═════ SELECTED EXTRACT

Such transducers often have to endure a wide temperature range, shock, and vibration, requiring careful selection of materials and construction.
Many matters contribute to good mechanical design and construction, some of which are brought out in the devices described in other sections of this guide. We add to that here by showing details of one or two instruments where particular principles of design can be seen. Before that, however, we give a more general outline of kinematic design, a way of proceeding that can be of great value for designing instruments.
5.1 Kinematic design
A particular approach sometimes used for high-precision mechanical items is called kinematic design. When the relative location of two bodies must be constrained, so that there is either no movement or a closely controlled movement between them, it represents a way of overcoming the uncertainties that arise from the impossibility of achieving geometrical perfection in construction. A simple illustration is two flat surfaces in contact. If they can be regarded as ideal geometrical planes, then the relative movement of the two bodies is accurately defined. However, it is expensive to approach geometrical perfection, and the imperfections of the surfaces mean that the relative position of the two parts will depend upon contact between high spots, and will vary slightly if the points of application of the forces holding them together are varied. The points of contact can be reduced, for instance, to four with a conventional chair, but it is notorious that a four-legged chair can rock unless the bottoms of the legs match the floor perfectly. Kinematic design calls for a three-legged chair, to avoid the redundancy of having its position decided by four points of contact. More generally, a rigid solid body has 6 degrees of freedom which can be used to fix its position in space. These are often thought of as three Cartesian coordinates to give the position of one point of the body, and when that has been settled, rotation about three mutually perpendicular axes describes the body's attitude in space. The essence of kinematic design is that each degree of freedom should be constrained in an identifiable localized way. Consider again the three-legged stool on a flat surface.

══════════
═════ EXTRACTED INFORMATION

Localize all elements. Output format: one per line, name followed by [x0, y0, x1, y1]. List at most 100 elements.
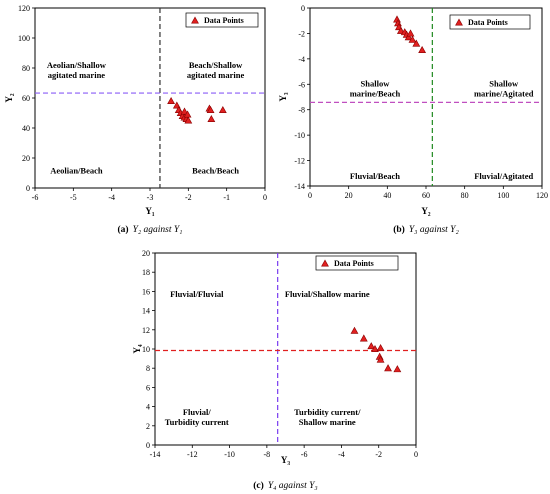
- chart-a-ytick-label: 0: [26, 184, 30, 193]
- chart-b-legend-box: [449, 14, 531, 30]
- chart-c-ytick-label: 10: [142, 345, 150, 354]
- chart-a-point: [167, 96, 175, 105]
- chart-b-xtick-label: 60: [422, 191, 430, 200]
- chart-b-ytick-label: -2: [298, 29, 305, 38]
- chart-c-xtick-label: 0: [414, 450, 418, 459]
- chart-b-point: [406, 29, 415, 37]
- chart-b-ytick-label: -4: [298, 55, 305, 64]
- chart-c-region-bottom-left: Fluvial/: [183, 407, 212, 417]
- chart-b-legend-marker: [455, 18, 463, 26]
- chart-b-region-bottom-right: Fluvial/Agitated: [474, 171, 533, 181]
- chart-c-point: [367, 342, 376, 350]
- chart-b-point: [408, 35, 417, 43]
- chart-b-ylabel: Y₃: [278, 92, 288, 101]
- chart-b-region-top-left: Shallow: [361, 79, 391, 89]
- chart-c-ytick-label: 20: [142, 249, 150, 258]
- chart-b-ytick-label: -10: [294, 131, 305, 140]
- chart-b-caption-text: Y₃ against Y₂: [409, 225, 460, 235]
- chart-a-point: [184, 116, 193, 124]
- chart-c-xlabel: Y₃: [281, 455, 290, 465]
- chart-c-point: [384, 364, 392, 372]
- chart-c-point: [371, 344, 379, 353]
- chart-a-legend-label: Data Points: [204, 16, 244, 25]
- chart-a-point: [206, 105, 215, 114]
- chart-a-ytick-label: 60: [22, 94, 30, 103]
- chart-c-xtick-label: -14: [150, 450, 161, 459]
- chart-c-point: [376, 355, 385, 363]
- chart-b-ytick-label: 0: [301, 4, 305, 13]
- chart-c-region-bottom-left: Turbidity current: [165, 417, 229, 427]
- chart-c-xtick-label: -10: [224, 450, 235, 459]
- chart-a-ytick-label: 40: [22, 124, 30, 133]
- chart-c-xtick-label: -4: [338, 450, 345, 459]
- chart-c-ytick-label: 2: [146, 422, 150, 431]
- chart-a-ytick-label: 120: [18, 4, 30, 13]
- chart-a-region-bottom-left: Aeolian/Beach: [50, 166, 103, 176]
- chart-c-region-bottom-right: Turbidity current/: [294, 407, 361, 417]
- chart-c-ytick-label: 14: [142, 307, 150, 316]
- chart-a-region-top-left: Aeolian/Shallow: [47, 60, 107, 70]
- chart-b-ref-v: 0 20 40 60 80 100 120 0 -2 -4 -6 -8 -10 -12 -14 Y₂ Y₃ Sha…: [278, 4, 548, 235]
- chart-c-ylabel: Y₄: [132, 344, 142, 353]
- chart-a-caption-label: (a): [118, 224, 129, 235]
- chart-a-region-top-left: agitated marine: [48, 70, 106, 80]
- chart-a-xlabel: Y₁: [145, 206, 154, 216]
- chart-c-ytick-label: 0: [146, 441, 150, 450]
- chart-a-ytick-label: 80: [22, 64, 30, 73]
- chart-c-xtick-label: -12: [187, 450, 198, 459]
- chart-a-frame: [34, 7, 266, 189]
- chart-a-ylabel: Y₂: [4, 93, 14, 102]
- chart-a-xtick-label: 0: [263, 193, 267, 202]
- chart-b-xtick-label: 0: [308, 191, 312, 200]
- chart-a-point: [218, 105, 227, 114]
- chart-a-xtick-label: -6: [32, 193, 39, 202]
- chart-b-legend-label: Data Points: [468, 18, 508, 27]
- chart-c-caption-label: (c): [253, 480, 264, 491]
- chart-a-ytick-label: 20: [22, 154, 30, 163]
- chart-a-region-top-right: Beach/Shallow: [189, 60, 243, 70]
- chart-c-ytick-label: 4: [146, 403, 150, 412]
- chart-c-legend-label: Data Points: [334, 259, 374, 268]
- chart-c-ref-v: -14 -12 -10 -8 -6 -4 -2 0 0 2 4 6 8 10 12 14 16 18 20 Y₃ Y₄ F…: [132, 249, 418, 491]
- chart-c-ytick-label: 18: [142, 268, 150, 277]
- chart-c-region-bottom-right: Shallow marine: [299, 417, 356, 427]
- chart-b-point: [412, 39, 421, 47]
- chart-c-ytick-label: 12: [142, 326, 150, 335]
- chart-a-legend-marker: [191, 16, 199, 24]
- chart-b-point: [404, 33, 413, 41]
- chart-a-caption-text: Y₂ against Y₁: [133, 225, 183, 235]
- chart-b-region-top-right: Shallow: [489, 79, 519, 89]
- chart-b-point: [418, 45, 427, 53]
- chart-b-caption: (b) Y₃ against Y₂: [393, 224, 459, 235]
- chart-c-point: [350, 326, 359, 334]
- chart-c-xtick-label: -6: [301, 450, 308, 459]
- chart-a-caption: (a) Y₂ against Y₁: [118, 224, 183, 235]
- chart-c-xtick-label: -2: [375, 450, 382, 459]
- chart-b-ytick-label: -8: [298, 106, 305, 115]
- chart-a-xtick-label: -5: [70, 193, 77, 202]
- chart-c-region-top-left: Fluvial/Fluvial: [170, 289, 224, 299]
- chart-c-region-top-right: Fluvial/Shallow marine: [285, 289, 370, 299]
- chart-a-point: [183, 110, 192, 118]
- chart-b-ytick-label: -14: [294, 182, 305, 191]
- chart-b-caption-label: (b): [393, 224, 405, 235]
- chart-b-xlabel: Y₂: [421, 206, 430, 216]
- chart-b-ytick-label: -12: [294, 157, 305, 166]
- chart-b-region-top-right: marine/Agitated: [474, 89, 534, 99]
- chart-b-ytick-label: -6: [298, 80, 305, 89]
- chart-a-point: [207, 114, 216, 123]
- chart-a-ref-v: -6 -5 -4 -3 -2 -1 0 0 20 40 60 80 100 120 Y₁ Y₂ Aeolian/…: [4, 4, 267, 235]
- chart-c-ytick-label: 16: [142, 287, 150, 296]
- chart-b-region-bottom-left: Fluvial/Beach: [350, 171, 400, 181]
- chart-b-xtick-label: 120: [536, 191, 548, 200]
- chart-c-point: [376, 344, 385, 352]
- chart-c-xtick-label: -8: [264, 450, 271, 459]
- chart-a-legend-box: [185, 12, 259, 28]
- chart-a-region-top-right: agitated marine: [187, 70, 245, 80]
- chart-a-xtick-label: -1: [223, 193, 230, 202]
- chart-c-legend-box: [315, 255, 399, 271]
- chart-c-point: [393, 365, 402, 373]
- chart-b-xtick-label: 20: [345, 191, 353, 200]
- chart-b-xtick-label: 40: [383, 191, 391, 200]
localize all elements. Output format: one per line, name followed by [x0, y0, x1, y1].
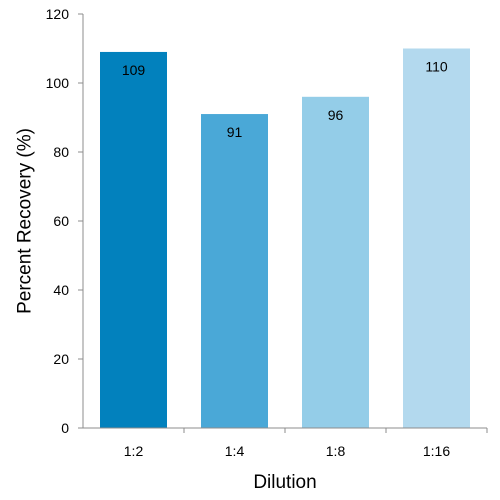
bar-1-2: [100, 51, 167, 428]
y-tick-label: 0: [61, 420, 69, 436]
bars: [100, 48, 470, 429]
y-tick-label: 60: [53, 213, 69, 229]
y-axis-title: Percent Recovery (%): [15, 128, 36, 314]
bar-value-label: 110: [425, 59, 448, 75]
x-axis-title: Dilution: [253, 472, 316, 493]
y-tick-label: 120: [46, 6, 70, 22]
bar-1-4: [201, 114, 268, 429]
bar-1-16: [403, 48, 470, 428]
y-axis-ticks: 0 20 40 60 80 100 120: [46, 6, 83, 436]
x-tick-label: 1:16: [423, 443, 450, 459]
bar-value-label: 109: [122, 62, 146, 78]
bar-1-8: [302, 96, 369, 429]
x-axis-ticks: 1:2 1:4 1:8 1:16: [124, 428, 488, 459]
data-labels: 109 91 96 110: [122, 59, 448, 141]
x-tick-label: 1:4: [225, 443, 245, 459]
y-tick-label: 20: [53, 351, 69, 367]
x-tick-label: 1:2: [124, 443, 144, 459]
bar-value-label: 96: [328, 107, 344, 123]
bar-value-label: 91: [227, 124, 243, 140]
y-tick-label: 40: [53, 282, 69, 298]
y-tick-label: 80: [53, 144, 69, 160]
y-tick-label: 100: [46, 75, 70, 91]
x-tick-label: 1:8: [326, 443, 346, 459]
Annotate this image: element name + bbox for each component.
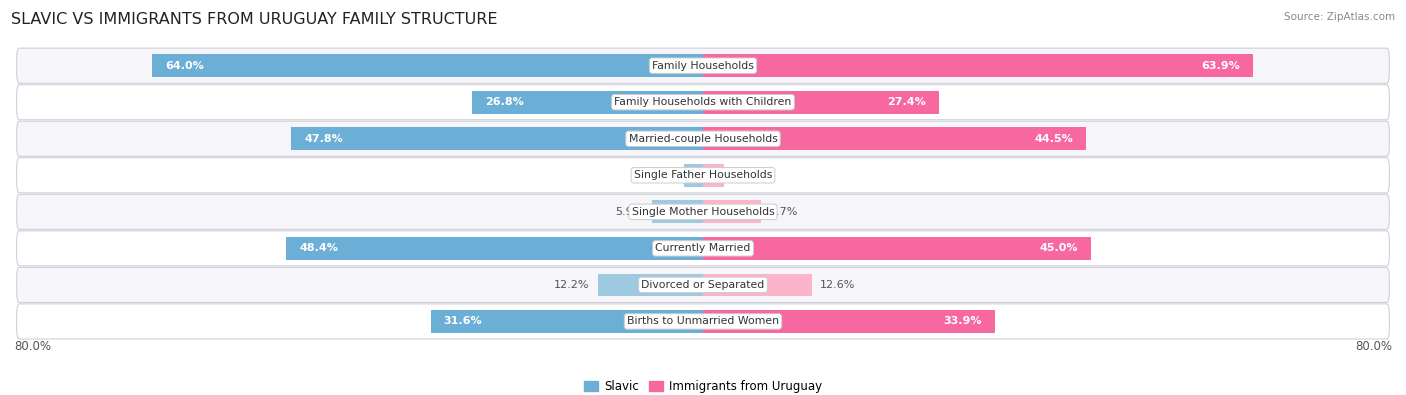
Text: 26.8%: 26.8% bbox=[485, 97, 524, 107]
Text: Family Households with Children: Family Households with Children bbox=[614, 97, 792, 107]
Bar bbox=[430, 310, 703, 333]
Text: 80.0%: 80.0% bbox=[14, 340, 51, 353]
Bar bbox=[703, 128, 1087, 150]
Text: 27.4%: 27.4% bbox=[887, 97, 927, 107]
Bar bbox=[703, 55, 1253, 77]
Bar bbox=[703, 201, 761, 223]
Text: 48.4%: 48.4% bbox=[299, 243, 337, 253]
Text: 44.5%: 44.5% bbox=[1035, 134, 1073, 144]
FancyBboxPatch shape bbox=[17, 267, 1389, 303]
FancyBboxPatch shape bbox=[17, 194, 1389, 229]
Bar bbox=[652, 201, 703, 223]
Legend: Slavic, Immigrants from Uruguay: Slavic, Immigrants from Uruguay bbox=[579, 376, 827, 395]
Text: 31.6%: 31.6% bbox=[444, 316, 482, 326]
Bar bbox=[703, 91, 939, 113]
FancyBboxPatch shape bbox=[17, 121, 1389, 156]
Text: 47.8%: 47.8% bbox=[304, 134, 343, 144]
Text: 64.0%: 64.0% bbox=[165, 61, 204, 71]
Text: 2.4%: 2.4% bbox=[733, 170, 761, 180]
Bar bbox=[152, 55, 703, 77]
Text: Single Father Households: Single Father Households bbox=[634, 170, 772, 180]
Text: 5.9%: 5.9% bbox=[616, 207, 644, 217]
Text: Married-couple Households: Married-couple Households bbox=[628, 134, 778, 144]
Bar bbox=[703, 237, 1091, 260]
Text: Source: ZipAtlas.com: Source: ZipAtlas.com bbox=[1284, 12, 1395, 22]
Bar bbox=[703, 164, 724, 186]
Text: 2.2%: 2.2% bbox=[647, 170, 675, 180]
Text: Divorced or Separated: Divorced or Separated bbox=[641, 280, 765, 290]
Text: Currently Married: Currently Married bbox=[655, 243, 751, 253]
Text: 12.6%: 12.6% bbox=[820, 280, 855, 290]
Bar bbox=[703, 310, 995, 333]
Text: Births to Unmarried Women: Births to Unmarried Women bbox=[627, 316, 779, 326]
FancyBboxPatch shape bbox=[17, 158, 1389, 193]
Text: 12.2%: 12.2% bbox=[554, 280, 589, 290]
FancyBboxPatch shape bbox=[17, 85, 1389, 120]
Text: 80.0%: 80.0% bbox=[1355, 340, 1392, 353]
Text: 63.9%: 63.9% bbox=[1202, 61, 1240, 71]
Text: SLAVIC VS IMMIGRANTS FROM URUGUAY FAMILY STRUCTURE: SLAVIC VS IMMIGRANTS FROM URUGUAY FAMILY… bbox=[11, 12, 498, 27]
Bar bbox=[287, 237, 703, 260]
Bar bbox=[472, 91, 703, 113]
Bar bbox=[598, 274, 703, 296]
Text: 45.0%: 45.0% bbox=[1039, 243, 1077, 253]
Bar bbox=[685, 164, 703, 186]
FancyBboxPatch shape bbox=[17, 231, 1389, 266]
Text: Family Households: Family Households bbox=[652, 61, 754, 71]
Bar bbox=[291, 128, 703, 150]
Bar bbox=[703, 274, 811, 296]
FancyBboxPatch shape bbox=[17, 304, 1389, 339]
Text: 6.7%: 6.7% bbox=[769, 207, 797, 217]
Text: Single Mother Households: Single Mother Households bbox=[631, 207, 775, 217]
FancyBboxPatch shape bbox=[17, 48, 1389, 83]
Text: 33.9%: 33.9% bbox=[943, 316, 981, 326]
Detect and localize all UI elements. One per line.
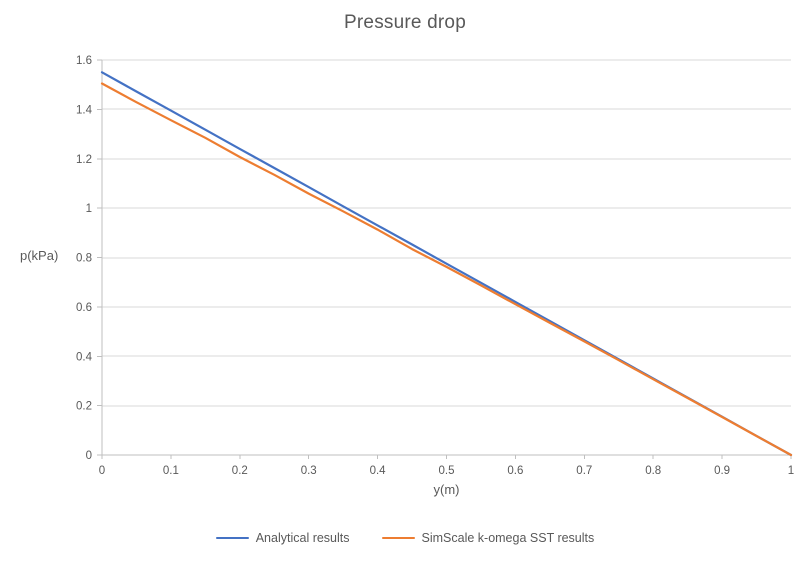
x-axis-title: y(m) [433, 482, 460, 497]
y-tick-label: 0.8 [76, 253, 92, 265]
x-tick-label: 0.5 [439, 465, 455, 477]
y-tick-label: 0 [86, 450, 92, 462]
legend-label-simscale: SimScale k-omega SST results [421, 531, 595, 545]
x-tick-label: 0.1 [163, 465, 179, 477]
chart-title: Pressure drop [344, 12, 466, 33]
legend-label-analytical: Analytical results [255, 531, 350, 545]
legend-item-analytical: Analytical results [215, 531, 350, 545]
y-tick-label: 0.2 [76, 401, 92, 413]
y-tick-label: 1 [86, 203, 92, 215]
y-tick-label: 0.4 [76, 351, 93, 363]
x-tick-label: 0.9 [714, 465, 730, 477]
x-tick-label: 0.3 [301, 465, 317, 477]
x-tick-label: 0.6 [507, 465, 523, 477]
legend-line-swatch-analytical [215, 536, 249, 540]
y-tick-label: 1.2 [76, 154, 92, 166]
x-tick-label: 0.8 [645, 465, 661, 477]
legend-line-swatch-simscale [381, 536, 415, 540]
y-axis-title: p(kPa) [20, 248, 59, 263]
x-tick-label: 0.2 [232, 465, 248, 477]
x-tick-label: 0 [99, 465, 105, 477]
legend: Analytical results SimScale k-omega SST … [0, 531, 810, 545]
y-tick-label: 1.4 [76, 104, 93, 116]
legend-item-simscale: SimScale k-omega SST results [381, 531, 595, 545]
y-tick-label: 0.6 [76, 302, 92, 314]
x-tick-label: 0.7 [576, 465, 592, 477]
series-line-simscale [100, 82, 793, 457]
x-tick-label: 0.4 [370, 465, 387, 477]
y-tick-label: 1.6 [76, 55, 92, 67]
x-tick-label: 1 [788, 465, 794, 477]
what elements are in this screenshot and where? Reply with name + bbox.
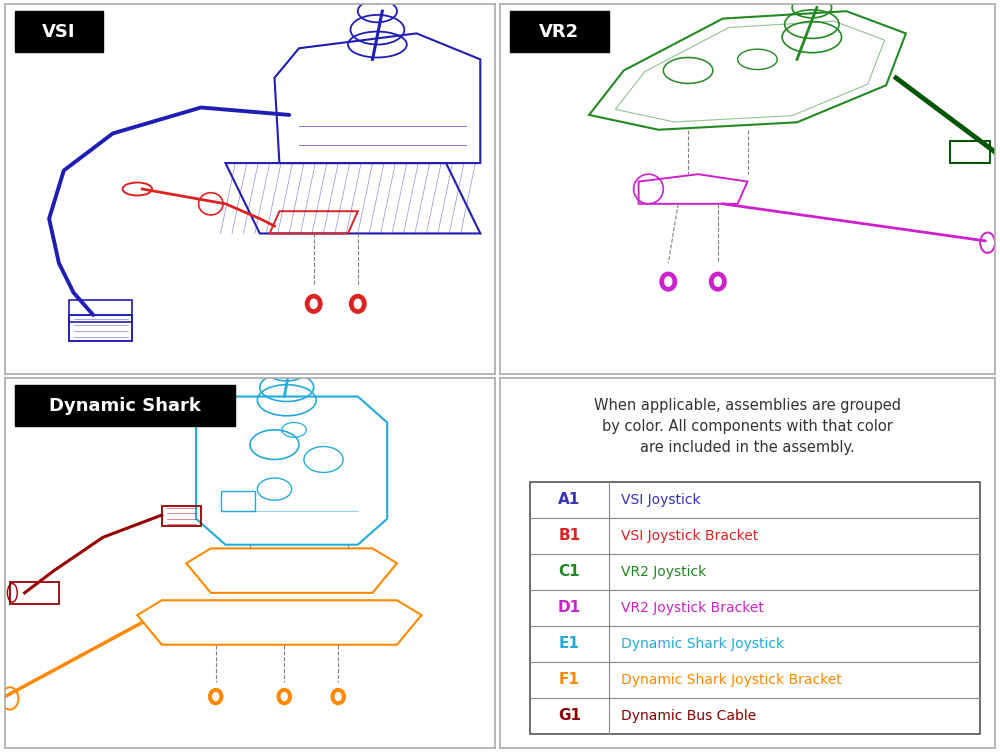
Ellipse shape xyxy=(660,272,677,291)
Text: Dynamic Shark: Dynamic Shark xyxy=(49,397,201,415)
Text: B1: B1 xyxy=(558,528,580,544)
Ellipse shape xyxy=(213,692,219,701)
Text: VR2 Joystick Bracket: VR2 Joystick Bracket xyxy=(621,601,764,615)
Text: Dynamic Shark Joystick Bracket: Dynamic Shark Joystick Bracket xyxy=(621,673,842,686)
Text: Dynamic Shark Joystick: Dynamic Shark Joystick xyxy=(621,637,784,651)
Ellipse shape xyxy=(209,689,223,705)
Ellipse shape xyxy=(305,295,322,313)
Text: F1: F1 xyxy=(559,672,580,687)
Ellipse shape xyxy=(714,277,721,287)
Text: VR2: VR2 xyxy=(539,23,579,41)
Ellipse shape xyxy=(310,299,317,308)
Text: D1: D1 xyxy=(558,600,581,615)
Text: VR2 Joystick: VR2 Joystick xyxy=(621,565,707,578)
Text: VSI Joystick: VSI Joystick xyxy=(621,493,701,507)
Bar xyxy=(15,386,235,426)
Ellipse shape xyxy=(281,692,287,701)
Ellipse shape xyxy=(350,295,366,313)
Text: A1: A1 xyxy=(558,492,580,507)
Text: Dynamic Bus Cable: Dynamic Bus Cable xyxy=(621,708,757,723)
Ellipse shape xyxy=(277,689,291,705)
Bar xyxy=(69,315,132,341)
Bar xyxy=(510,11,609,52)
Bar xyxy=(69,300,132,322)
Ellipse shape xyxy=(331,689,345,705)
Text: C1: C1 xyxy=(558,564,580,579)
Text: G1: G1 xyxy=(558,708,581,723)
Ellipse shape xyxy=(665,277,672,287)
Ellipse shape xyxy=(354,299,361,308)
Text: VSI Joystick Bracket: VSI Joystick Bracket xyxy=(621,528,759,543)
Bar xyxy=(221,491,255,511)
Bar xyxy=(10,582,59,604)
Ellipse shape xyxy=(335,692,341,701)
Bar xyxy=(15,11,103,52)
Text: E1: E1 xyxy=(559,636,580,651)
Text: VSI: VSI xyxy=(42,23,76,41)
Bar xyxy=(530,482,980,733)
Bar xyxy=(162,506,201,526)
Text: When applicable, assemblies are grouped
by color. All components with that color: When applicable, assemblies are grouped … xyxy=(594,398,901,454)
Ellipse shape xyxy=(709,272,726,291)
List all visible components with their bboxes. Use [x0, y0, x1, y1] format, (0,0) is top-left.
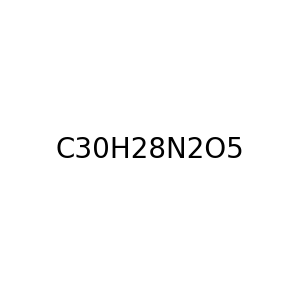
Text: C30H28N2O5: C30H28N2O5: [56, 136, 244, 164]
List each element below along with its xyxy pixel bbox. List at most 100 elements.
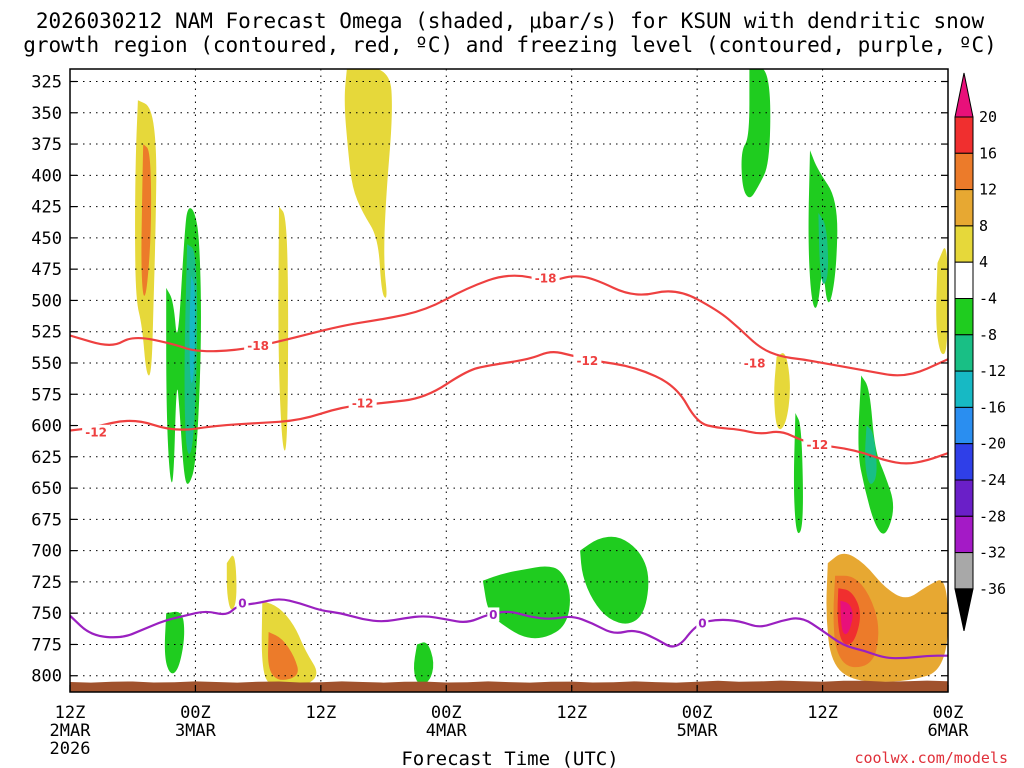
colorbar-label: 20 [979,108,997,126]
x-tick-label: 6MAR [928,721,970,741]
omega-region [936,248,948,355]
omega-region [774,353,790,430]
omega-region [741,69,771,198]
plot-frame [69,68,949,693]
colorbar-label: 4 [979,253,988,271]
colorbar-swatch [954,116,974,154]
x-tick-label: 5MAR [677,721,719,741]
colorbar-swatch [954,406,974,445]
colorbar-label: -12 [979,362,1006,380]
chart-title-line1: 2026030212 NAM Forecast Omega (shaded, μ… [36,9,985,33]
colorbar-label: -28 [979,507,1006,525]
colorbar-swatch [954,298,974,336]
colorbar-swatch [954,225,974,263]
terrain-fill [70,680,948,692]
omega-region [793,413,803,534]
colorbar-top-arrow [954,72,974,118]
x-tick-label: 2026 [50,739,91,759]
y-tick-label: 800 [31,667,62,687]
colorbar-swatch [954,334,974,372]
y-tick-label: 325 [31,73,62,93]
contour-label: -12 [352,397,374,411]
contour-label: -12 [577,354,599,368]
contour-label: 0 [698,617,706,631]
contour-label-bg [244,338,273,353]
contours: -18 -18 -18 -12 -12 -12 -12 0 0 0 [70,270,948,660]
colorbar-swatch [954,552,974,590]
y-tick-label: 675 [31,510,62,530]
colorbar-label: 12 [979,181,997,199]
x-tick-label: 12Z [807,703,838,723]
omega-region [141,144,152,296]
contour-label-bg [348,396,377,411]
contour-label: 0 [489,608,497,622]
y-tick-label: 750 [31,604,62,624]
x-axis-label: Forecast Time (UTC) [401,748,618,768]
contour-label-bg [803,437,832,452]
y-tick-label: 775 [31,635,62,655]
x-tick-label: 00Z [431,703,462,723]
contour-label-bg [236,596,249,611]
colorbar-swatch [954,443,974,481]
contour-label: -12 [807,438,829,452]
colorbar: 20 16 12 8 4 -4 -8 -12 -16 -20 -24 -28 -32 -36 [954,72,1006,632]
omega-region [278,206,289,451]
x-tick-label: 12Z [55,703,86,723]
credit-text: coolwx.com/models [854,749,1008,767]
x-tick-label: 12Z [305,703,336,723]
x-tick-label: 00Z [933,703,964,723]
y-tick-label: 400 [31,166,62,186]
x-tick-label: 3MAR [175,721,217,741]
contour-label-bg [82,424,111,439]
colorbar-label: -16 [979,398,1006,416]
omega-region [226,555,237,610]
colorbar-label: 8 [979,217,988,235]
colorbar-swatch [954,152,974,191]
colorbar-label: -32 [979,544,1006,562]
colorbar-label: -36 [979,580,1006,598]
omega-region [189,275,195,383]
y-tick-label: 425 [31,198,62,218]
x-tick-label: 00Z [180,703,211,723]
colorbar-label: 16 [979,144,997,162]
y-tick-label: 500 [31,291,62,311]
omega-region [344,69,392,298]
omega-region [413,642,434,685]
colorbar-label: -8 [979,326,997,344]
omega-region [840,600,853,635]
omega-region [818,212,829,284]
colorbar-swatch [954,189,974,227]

══════════

→ OBJECTIVE 1:
Answer these questions from the passage on kinematic design, one line each:
(a) What conditions do such transducers often have to endure?
(b) What kind of chair does kinematic design call for?
(c) How many degrees of freedom does a rigid solid body have?
→ OBJECTIVE 2:
Write out a stretch of the passage on kinematic design, putting "engineering design" in place of "mechanical design". Begin at the words "Many matters contribute" and stop after "for designing instruments.".
→ OBJECTIVE 3:
Translate this sentence from the passage on kinematic design into Spanish: "Kinematic design calls for a three-legged chair, to avoid the redundancy of having its position decided by four points of contact."

→ RESULT 1:
(a) A wide temperature range, shock, and vibration.
(b) A three-legged chair.
(c) 6.

→ RESULT 2:
Many matters contribute to good engineering design and construction, some of which are brought out in the devices described in other sections of this guide. We add to that here by showing details of one or two instruments where particular principles of design can be seen. Before that, however, we give a more general outline of kinematic design, a way of proceeding that can be of great value for designing instruments.

→ RESULT 3:
El diseño cinemático exige una silla de tres patas, para evitar la redundancia de que su posición quede determinada por cuatro puntos de contacto.